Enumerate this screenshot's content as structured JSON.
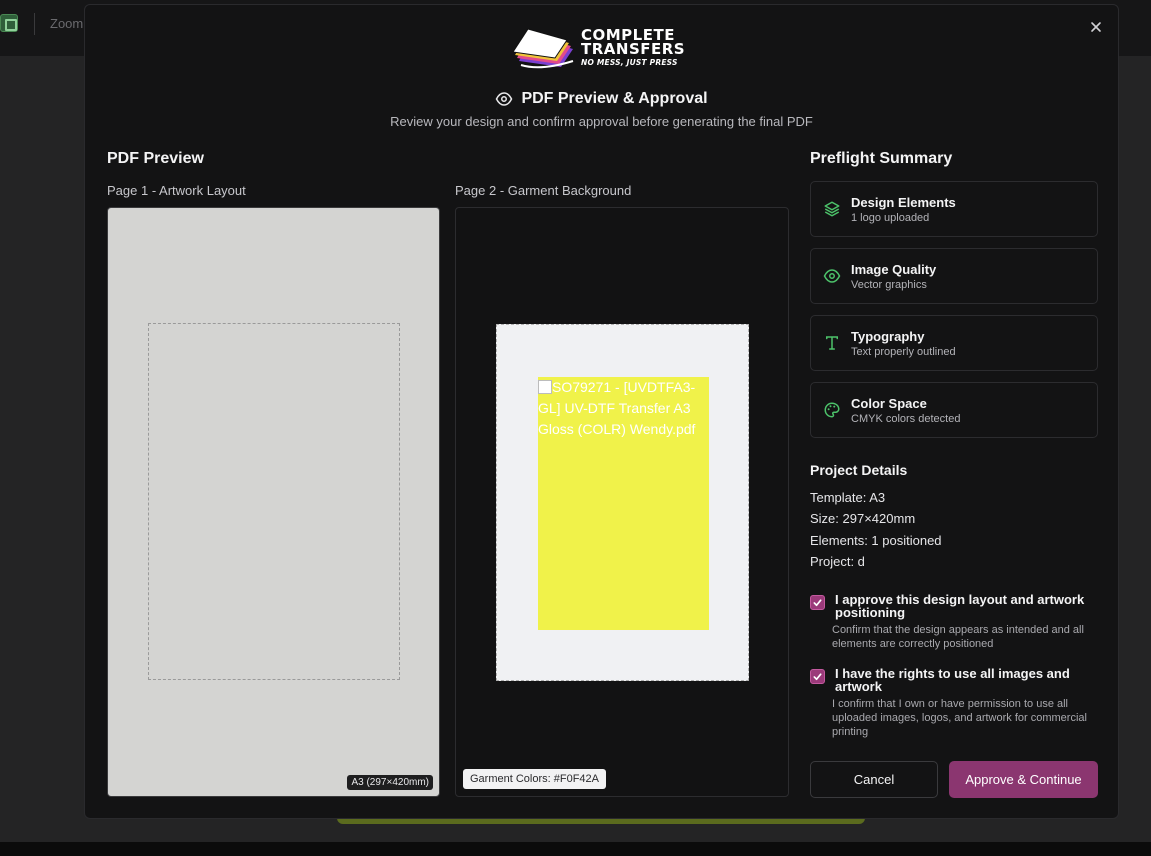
{
  "background": {
    "app_label": "Zoom"
  },
  "modal": {
    "logo": {
      "line1": "COMPLETE",
      "line2": "TRANSFERS",
      "tagline": "NO MESS, JUST PRESS"
    },
    "title": "PDF Preview & Approval",
    "subtitle": "Review your design and confirm approval before generating the final PDF",
    "preview": {
      "heading": "PDF Preview",
      "page1_label": "Page 1 - Artwork Layout",
      "page1_size_badge": "A3 (297×420mm)",
      "page2_label": "Page 2 - Garment Background",
      "garment_image_alt": "SO79271 - [UVDTFA3-GL] UV-DTF Transfer A3 Gloss (COLR) Wendy.pdf",
      "garment_colors": "Garment Colors: #F0F42A",
      "garment_fill": "#F0F24A"
    },
    "preflight": {
      "heading": "Preflight Summary",
      "items": [
        {
          "icon": "layers-icon",
          "title": "Design Elements",
          "subtitle": "1 logo uploaded"
        },
        {
          "icon": "eye-icon",
          "title": "Image Quality",
          "subtitle": "Vector graphics"
        },
        {
          "icon": "type-icon",
          "title": "Typography",
          "subtitle": "Text properly outlined"
        },
        {
          "icon": "palette-icon",
          "title": "Color Space",
          "subtitle": "CMYK colors detected"
        }
      ]
    },
    "project": {
      "heading": "Project Details",
      "template": "Template: A3",
      "size": "Size: 297×420mm",
      "elements": "Elements: 1 positioned",
      "project": "Project: d"
    },
    "approvals": [
      {
        "checked": true,
        "label": "I approve this design layout and artwork positioning",
        "desc": "Confirm that the design appears as intended and all elements are correctly positioned"
      },
      {
        "checked": true,
        "label": "I have the rights to use all images and artwork",
        "desc": "I confirm that I own or have permission to use all uploaded images, logos, and artwork for commercial printing"
      }
    ],
    "buttons": {
      "cancel": "Cancel",
      "approve": "Approve & Continue"
    },
    "colors": {
      "accent": "#8B3670",
      "success_icon": "#4CC26A"
    }
  }
}
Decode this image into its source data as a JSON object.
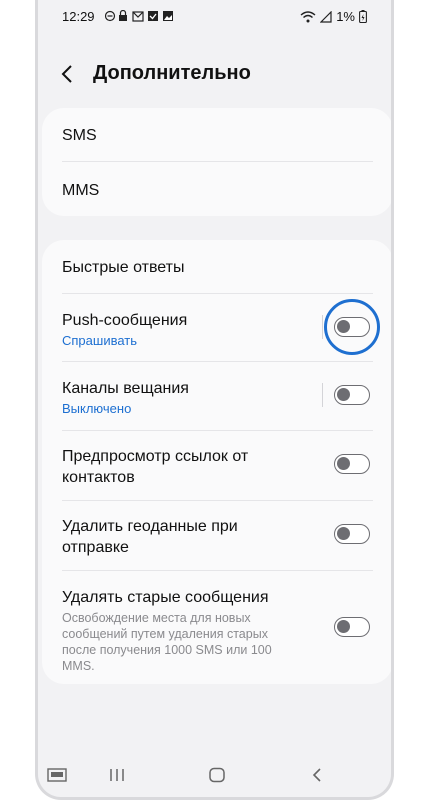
{
  "status": {
    "time": "12:29",
    "battery": "1%",
    "icons": [
      "dnd-icon",
      "lock-icon",
      "gmail-icon",
      "mail-check-icon",
      "gallery-icon",
      "wifi-icon",
      "signal-icon",
      "battery-icon"
    ]
  },
  "header": {
    "back_icon": "chevron-left-icon",
    "title": "Дополнительно"
  },
  "section1": {
    "items": [
      {
        "label": "SMS"
      },
      {
        "label": "MMS"
      }
    ]
  },
  "section2": {
    "items": [
      {
        "label": "Быстрые ответы"
      },
      {
        "label": "Push-сообщения",
        "sub": "Спрашивать",
        "toggle": false
      },
      {
        "label": "Каналы вещания",
        "sub": "Выключено",
        "toggle": false
      },
      {
        "label": "Предпросмотр ссылок от контактов",
        "toggle": false
      },
      {
        "label": "Удалить геоданные при отправке",
        "toggle": false
      },
      {
        "label": "Удалять старые сообщения",
        "desc": "Освобождение места для новых сообщений путем удаления старых после получения 1000 SMS или 100 MMS.",
        "toggle": false
      }
    ]
  },
  "colors": {
    "accent": "#1e6fd0",
    "background": "#f2f2f4",
    "card": "#fafafb"
  },
  "navbar": {
    "icons": [
      "keyboard-icon",
      "recent-apps-icon",
      "home-icon",
      "back-icon"
    ]
  }
}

——

* **Exercise objective**
Repeat all the data as it stands, dropping any images it holds.

* **The reply**
Enumerate this screenshot's content as structured JSON.
{
  "background": {
    "app_label": "Zoom"
  },
  "modal": {
    "logo": {
      "line1": "COMPLETE",
      "line2": "TRANSFERS",
      "tagline": "NO MESS, JUST PRESS"
    },
    "title": "PDF Preview & Approval",
    "subtitle": "Review your design and confirm approval before generating the final PDF",
    "preview": {
      "heading": "PDF Preview",
      "page1_label": "Page 1 - Artwork Layout",
      "page1_size_badge": "A3 (297×420mm)",
      "page2_label": "Page 2 - Garment Background",
      "garment_image_alt": "SO79271 - [UVDTFA3-GL] UV-DTF Transfer A3 Gloss (COLR) Wendy.pdf",
      "garment_colors": "Garment Colors: #F0F42A",
      "garment_fill": "#F0F24A"
    },
    "preflight": {
      "heading": "Preflight Summary",
      "items": [
        {
          "icon": "layers-icon",
          "title": "Design Elements",
          "subtitle": "1 logo uploaded"
        },
        {
          "icon": "eye-icon",
          "title": "Image Quality",
          "subtitle": "Vector graphics"
        },
        {
          "icon": "type-icon",
          "title": "Typography",
          "subtitle": "Text properly outlined"
        },
        {
          "icon": "palette-icon",
          "title": "Color Space",
          "subtitle": "CMYK colors detected"
        }
      ]
    },
    "project": {
      "heading": "Project Details",
      "template": "Template: A3",
      "size": "Size: 297×420mm",
      "elements": "Elements: 1 positioned",
      "project": "Project: d"
    },
    "approvals": [
      {
        "checked": true,
        "label": "I approve this design layout and artwork positioning",
        "desc": "Confirm that the design appears as intended and all elements are correctly positioned"
      },
      {
        "checked": true,
        "label": "I have the rights to use all images and artwork",
        "desc": "I confirm that I own or have permission to use all uploaded images, logos, and artwork for commercial printing"
      }
    ],
    "buttons": {
      "cancel": "Cancel",
      "approve": "Approve & Continue"
    },
    "colors": {
      "accent": "#8B3670",
      "success_icon": "#4CC26A"
    }
  }
}
Decode this image into its source data as a JSON object.
{
  "status": {
    "time": "12:29",
    "battery": "1%",
    "icons": [
      "dnd-icon",
      "lock-icon",
      "gmail-icon",
      "mail-check-icon",
      "gallery-icon",
      "wifi-icon",
      "signal-icon",
      "battery-icon"
    ]
  },
  "header": {
    "back_icon": "chevron-left-icon",
    "title": "Дополнительно"
  },
  "section1": {
    "items": [
      {
        "label": "SMS"
      },
      {
        "label": "MMS"
      }
    ]
  },
  "section2": {
    "items": [
      {
        "label": "Быстрые ответы"
      },
      {
        "label": "Push-сообщения",
        "sub": "Спрашивать",
        "toggle": false
      },
      {
        "label": "Каналы вещания",
        "sub": "Выключено",
        "toggle": false
      },
      {
        "label": "Предпросмотр ссылок от контактов",
        "toggle": false
      },
      {
        "label": "Удалить геоданные при отправке",
        "toggle": false
      },
      {
        "label": "Удалять старые сообщения",
        "desc": "Освобождение места для новых сообщений путем удаления старых после получения 1000 SMS или 100 MMS.",
        "toggle": false
      }
    ]
  },
  "colors": {
    "accent": "#1e6fd0",
    "background": "#f2f2f4",
    "card": "#fafafb"
  },
  "navbar": {
    "icons": [
      "keyboard-icon",
      "recent-apps-icon",
      "home-icon",
      "back-icon"
    ]
  }
}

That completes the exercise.